DIRECTIONS: Locate the string "Zealand" in the records below. Copy every line where it occurs.

RECORDS FOR THE TASK:

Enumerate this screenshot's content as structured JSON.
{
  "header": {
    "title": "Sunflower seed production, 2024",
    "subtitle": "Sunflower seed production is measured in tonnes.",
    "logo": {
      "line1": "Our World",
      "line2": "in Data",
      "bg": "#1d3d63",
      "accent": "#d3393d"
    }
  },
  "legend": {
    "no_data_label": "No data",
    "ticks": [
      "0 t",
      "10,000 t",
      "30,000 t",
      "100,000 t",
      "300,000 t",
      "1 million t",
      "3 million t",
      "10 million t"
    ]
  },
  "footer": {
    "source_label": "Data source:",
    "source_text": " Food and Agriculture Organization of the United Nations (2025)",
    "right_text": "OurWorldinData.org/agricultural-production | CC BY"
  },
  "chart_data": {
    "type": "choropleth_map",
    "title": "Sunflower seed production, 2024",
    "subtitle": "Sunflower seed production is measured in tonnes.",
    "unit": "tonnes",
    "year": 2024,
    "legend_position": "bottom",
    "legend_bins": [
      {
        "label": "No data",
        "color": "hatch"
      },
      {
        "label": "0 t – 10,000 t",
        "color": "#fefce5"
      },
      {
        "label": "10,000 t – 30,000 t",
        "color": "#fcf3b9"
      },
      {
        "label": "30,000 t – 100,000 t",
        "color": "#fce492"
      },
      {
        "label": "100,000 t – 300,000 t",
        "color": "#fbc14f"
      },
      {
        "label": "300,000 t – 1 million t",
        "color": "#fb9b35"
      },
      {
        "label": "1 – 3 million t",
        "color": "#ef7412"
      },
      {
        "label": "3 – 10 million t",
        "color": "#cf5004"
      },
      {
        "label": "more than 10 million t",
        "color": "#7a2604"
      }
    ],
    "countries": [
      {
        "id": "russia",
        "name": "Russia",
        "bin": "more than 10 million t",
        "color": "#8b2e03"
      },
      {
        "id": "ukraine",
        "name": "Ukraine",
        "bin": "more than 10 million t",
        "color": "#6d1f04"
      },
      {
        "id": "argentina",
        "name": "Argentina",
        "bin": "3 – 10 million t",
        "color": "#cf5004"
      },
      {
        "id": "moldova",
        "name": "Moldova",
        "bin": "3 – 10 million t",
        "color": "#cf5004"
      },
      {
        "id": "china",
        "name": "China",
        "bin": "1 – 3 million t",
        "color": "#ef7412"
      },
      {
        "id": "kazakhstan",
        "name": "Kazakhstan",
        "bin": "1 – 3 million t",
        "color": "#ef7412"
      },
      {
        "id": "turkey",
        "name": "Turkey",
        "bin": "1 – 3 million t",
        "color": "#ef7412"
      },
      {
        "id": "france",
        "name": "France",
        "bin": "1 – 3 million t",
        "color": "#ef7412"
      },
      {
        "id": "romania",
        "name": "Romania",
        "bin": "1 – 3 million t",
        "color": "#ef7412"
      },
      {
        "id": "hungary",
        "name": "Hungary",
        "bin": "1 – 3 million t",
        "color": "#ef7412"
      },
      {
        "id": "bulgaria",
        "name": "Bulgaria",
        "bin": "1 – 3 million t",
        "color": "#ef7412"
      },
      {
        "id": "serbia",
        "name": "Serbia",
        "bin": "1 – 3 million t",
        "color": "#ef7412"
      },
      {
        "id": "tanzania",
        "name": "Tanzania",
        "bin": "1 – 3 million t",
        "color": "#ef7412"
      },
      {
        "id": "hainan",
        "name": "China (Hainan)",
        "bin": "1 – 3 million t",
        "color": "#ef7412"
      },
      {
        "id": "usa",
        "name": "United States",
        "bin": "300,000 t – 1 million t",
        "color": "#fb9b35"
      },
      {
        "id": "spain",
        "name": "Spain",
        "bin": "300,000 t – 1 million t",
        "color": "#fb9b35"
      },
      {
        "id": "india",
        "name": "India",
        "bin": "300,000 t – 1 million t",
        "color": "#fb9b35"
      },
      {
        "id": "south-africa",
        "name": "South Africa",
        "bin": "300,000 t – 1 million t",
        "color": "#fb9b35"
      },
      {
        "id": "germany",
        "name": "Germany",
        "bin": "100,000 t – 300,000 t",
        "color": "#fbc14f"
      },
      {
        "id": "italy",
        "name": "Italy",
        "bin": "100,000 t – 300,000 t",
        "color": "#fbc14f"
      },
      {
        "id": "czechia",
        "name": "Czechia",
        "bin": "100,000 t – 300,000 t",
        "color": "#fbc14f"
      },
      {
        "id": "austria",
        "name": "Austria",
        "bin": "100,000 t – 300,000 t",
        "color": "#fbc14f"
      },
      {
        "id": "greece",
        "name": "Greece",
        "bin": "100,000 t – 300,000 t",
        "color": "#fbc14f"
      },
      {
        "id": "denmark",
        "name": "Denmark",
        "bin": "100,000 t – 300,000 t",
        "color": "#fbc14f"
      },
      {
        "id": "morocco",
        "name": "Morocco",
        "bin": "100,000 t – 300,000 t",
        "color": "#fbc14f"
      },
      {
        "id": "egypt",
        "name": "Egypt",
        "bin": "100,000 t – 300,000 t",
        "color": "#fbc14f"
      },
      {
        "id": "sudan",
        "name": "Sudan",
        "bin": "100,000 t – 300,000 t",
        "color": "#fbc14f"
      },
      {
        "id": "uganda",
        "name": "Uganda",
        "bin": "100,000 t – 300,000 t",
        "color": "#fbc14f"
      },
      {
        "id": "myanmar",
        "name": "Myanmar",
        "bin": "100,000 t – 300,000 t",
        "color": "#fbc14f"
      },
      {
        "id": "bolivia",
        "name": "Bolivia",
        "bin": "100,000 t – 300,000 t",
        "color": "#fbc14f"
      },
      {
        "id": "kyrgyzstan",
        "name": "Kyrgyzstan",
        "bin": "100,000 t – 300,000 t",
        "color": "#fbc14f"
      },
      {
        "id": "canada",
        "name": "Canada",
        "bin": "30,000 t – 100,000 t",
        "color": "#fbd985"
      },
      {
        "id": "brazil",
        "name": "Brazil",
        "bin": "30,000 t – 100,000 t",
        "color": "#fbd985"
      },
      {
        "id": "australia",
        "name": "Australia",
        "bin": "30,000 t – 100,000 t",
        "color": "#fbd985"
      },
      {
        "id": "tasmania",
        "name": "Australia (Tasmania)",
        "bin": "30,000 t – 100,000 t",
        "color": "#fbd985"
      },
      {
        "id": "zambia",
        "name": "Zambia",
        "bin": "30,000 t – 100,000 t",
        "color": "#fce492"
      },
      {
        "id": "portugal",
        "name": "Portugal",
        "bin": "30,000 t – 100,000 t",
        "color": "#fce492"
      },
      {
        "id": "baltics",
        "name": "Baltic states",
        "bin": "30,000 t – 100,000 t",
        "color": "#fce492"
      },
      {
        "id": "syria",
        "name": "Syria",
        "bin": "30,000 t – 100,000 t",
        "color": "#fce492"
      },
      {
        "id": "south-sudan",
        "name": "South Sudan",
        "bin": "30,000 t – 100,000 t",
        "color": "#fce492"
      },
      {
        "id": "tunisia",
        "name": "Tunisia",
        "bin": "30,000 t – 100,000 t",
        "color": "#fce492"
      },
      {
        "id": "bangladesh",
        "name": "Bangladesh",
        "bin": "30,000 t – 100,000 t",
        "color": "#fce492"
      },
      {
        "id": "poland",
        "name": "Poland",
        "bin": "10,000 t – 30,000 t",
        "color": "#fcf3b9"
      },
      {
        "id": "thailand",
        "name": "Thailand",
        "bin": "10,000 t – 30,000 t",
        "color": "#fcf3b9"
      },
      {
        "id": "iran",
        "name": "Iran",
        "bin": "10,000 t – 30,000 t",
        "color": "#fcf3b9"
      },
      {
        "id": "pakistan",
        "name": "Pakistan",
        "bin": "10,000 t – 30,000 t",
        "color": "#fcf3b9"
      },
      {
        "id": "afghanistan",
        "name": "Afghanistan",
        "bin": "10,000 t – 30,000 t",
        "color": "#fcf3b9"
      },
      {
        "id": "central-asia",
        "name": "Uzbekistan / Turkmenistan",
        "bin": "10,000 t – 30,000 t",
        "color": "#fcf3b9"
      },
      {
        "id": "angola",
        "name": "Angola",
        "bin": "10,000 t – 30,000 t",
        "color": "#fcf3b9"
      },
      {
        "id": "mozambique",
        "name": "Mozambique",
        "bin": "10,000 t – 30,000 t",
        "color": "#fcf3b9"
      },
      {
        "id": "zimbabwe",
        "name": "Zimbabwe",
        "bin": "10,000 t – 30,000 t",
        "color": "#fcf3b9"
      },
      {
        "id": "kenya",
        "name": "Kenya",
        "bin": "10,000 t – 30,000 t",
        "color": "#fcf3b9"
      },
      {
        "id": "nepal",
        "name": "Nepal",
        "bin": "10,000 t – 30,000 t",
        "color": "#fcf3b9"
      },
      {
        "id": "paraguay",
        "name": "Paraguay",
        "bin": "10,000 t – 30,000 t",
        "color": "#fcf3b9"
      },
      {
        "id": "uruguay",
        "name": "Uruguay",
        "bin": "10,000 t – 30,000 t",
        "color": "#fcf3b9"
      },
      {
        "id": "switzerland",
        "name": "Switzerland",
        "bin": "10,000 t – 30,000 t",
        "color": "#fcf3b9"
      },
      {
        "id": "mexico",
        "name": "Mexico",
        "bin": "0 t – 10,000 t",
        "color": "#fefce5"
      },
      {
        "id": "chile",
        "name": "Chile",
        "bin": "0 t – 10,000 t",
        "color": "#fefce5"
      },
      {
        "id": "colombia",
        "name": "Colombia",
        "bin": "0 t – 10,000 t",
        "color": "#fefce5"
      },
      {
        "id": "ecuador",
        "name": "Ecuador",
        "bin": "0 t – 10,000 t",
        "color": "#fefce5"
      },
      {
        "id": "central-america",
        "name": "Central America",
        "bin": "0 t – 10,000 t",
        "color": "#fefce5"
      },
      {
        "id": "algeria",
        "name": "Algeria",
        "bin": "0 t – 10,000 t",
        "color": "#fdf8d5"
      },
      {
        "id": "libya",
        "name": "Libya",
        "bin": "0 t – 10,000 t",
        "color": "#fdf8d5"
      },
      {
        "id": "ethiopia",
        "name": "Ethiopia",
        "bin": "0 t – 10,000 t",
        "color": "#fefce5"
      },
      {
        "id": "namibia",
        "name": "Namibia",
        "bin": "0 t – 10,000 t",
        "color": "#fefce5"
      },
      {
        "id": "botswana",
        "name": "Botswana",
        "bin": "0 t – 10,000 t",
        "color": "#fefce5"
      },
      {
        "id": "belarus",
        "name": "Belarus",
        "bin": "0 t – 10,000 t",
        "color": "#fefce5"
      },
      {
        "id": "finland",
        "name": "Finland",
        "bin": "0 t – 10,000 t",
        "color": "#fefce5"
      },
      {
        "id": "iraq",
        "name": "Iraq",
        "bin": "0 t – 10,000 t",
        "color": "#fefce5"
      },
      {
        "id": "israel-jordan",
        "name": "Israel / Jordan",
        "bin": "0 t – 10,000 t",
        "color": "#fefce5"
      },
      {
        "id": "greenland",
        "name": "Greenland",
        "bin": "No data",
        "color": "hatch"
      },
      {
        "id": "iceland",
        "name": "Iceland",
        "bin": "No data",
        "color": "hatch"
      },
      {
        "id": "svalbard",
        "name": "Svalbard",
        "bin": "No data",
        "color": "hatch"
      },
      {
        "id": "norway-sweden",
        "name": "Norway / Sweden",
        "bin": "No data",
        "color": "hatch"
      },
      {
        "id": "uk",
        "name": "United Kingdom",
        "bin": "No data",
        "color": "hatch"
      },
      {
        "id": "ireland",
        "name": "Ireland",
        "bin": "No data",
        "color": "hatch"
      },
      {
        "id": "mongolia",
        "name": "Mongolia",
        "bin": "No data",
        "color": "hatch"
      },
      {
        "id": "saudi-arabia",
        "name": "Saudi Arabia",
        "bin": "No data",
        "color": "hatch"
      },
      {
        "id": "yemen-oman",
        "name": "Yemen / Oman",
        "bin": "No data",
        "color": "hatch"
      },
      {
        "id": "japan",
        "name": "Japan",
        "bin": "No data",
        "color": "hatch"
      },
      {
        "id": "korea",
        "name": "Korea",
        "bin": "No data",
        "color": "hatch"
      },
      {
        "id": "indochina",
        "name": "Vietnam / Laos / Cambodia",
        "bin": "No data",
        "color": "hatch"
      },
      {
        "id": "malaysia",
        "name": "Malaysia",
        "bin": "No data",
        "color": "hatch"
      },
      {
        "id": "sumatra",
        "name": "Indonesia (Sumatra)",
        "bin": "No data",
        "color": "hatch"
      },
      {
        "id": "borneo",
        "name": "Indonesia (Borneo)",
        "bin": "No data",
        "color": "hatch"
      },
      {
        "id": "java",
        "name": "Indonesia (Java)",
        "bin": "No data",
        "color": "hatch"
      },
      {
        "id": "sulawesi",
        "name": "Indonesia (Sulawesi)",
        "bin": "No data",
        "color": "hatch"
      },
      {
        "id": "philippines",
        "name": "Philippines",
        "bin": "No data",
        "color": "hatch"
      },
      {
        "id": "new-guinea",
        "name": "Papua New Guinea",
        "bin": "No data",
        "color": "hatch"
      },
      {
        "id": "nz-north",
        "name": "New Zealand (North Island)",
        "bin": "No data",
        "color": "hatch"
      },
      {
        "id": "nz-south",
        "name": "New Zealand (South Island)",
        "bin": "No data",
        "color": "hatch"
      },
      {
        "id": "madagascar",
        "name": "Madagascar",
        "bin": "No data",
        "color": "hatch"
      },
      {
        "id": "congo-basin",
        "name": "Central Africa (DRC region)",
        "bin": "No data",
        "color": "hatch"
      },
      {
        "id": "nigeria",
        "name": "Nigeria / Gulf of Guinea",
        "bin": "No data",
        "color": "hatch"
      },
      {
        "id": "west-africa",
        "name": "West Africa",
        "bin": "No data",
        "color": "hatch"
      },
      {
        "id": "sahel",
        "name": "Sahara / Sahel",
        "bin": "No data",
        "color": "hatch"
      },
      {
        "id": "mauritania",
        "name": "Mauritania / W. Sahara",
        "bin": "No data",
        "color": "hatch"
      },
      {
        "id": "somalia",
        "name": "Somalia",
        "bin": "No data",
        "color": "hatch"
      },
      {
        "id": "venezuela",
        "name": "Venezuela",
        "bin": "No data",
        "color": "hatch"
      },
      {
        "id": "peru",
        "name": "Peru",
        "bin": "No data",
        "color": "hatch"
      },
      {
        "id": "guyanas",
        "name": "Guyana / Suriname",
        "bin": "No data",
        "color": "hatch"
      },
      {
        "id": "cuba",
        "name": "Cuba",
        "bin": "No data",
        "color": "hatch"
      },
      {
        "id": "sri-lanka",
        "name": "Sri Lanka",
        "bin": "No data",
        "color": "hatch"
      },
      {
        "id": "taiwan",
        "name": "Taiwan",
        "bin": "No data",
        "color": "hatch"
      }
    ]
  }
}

RESULT OF THIS TASK:
        "name": "New Zealand (North Island)",
        "name": "New Zealand (South Island)",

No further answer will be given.